### WHAT YOU HAVE TO DO:
Your task is to give the listing below back word for word, pictures excluded.

(Records from a data collection)
----------
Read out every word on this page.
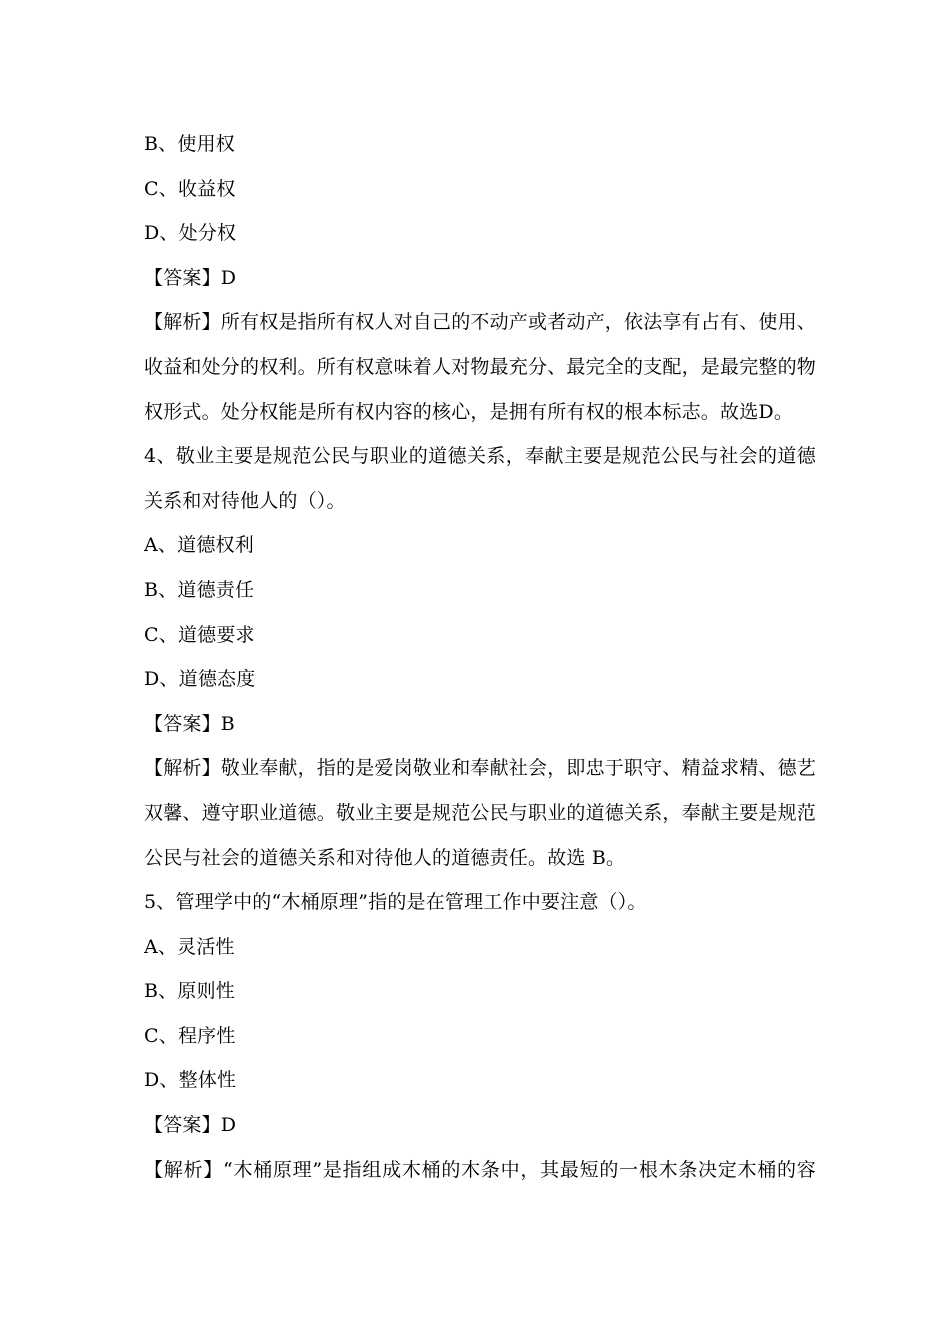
B、使用权
C、收益权
D、处分权
【答案】D
【解析】所有权是指所有权人对自己的不动产或者动产，依法享有占有、使用、
收益和处分的权利。所有权意味着人对物最充分、最完全的支配，是最完整的物
权形式。处分权能是所有权内容的核心，是拥有所有权的根本标志。故选D。
4、敬业主要是规范公民与职业的道德关系，奉献主要是规范公民与社会的道德
关系和对待他人的（）。
A、道德权利
B、道德责任
C、道德要求
D、道德态度
【答案】B
【解析】敬业奉献，指的是爱岗敬业和奉献社会，即忠于职守、精益求精、德艺
双馨、遵守职业道德。敬业主要是规范公民与职业的道德关系，奉献主要是规范
公民与社会的道德关系和对待他人的道德责任。故选 B。
5、管理学中的“木桶原理”指的是在管理工作中要注意（）。
A、灵活性
B、原则性
C、程序性
D、整体性
【答案】D
【解析】“木桶原理”是指组成木桶的木条中，其最短的一根木条决定木桶的容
----------
### TASK OUTPUT:
Read out every word on this page.
B、使用权
C、收益权
D、处分权
【答案】D
【解析】所有权是指所有权人对自己的不动产或者动产，依法享有占有、使用、
收益和处分的权利。所有权意味着人对物最充分、最完全的支配，是最完整的物
权形式。处分权能是所有权内容的核心，是拥有所有权的根本标志。故选D。
4、敬业主要是规范公民与职业的道德关系，奉献主要是规范公民与社会的道德
关系和对待他人的（）。
A、道德权利
B、道德责任
C、道德要求
D、道德态度
【答案】B
【解析】敬业奉献，指的是爱岗敬业和奉献社会，即忠于职守、精益求精、德艺
双馨、遵守职业道德。敬业主要是规范公民与职业的道德关系，奉献主要是规范
公民与社会的道德关系和对待他人的道德责任。故选 B。
5、管理学中的“木桶原理”指的是在管理工作中要注意（）。
A、灵活性
B、原则性
C、程序性
D、整体性
【答案】D
【解析】“木桶原理”是指组成木桶的木条中，其最短的一根木条决定木桶的容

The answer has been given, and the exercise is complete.